TASK REQUIREMENTS | Take each line containing the word "ἐτοῦτα" and copy it.

Stored data
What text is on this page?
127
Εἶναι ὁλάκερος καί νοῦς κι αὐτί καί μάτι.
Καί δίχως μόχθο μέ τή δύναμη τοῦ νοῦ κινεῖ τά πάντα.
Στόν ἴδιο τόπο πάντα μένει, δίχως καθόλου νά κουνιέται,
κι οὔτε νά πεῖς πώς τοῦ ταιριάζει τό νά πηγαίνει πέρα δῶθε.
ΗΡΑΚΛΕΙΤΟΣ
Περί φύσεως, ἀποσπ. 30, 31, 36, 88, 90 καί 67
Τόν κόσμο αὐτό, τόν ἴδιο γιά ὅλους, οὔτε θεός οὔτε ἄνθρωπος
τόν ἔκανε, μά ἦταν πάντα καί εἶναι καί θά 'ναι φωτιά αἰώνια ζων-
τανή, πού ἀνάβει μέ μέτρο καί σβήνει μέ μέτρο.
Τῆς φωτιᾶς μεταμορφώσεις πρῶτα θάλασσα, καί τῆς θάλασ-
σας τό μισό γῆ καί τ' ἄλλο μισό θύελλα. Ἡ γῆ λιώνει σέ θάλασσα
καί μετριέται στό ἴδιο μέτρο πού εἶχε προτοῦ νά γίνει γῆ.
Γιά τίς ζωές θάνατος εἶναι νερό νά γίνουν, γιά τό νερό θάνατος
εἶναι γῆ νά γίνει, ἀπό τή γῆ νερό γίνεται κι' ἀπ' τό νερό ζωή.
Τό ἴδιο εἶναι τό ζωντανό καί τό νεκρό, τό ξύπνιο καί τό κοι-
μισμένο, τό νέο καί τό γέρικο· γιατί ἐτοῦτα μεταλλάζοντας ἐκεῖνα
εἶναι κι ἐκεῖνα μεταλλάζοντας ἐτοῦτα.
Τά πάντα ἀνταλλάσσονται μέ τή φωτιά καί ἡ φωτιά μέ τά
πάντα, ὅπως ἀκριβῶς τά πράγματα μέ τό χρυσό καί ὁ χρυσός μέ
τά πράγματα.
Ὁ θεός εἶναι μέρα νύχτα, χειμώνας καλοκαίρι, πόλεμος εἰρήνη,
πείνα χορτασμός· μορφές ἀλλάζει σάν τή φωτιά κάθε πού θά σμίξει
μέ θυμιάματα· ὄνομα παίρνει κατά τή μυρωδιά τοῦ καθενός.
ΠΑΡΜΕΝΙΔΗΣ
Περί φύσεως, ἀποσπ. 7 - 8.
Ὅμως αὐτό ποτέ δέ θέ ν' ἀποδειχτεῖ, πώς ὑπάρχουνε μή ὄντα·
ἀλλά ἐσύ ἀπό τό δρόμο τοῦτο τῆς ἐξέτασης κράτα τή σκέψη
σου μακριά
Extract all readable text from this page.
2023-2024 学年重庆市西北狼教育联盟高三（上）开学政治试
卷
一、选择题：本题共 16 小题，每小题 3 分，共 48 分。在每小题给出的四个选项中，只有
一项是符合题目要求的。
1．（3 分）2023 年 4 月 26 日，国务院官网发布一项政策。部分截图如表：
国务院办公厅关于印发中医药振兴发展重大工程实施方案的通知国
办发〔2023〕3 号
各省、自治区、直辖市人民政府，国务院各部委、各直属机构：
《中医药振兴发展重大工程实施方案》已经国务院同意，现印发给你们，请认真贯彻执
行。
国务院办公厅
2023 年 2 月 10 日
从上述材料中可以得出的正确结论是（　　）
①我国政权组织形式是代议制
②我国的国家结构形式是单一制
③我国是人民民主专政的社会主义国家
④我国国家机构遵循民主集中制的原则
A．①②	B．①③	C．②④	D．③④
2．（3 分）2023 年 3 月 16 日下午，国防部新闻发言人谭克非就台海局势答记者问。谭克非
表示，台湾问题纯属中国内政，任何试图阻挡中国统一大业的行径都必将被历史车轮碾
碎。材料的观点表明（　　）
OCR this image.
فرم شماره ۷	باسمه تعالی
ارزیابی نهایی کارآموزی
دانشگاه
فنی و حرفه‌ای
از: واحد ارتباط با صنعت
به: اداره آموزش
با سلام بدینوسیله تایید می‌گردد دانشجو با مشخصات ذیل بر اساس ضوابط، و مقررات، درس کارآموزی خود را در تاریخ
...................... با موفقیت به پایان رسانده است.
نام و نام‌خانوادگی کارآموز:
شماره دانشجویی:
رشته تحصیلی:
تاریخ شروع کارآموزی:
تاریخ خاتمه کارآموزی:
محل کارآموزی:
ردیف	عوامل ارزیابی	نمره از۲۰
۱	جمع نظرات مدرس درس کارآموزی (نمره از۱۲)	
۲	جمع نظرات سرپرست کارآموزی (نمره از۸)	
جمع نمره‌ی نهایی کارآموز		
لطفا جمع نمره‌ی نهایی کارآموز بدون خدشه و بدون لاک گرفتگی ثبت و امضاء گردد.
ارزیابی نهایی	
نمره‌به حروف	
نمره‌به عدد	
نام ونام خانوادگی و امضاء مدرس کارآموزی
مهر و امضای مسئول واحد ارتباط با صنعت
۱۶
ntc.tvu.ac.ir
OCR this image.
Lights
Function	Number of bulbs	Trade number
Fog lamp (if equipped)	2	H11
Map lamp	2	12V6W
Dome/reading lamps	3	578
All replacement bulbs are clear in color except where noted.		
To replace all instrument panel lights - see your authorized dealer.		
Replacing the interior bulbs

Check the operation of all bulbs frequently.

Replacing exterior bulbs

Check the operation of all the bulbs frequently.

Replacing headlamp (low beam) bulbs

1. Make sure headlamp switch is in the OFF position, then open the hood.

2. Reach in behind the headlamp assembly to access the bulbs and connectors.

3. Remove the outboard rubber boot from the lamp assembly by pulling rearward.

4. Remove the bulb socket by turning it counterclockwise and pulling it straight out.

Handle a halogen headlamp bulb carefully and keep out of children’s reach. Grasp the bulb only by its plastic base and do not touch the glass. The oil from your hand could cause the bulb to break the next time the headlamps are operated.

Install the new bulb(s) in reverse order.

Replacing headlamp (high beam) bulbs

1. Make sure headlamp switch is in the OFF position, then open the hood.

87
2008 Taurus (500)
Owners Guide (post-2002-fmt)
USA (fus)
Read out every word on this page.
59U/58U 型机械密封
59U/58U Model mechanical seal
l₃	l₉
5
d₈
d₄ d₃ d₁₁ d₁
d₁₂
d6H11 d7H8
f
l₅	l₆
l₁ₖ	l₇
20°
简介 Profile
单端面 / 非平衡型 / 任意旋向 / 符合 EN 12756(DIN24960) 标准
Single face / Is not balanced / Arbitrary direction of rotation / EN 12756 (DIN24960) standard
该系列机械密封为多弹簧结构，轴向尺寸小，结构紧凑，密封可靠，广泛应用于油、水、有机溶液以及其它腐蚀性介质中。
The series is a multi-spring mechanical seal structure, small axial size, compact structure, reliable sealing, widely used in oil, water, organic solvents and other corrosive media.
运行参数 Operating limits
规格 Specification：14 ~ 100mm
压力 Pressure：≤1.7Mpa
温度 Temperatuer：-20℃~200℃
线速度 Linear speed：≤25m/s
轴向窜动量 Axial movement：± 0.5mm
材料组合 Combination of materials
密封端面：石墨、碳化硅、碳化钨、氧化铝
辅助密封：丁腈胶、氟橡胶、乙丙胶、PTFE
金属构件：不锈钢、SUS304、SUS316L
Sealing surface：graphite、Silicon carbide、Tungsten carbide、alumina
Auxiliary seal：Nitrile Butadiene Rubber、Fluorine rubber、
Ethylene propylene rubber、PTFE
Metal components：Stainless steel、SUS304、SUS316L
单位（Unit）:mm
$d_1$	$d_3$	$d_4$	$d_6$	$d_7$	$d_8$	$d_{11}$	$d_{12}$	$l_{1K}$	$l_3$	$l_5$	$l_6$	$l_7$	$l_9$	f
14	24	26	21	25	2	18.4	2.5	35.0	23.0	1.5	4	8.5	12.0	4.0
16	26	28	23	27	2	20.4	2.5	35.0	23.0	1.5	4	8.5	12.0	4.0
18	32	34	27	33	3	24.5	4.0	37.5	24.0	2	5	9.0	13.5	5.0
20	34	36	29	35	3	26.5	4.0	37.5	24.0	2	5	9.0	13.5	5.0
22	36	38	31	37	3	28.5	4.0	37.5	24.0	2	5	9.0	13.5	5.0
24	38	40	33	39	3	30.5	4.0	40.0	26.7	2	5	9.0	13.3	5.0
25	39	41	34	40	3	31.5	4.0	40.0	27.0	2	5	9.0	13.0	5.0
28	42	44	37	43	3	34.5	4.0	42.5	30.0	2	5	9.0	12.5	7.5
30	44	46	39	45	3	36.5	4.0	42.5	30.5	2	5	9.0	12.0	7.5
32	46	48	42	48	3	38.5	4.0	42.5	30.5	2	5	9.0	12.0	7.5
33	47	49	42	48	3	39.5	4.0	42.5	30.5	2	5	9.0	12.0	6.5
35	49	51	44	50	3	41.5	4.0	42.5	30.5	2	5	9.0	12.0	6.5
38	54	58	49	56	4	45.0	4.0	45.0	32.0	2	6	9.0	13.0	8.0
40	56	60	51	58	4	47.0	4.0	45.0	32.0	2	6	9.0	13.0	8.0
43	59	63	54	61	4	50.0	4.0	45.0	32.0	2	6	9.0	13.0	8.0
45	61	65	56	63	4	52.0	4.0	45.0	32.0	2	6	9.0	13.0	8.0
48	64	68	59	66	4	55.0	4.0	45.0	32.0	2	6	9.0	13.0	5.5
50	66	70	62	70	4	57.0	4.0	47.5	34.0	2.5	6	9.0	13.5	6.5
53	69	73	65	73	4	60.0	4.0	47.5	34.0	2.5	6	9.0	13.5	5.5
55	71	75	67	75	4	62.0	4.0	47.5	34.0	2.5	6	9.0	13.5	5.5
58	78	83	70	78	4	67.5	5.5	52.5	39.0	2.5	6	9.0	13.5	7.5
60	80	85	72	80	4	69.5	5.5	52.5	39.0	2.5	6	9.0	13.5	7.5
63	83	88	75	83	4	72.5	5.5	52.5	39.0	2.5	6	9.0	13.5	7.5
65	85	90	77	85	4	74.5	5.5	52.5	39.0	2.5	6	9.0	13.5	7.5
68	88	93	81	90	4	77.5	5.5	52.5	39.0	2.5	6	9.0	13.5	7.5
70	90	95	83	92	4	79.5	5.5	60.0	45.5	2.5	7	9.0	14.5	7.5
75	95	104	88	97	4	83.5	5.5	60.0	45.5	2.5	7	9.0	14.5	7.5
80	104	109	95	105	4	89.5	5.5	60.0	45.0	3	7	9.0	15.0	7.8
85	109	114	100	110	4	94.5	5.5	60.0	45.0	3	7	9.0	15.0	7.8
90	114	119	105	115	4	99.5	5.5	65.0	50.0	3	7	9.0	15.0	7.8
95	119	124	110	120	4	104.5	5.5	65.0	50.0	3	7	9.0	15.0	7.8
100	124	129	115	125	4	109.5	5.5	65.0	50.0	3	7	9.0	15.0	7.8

SOLUTION FOR THIS PROBLEM |
μισμένο, τό νέο καί τό γέρικο· γιατί ἐτοῦτα μεταλλάζοντας ἐκεῖνα
εἶναι κι ἐκεῖνα μεταλλάζοντας ἐτοῦτα.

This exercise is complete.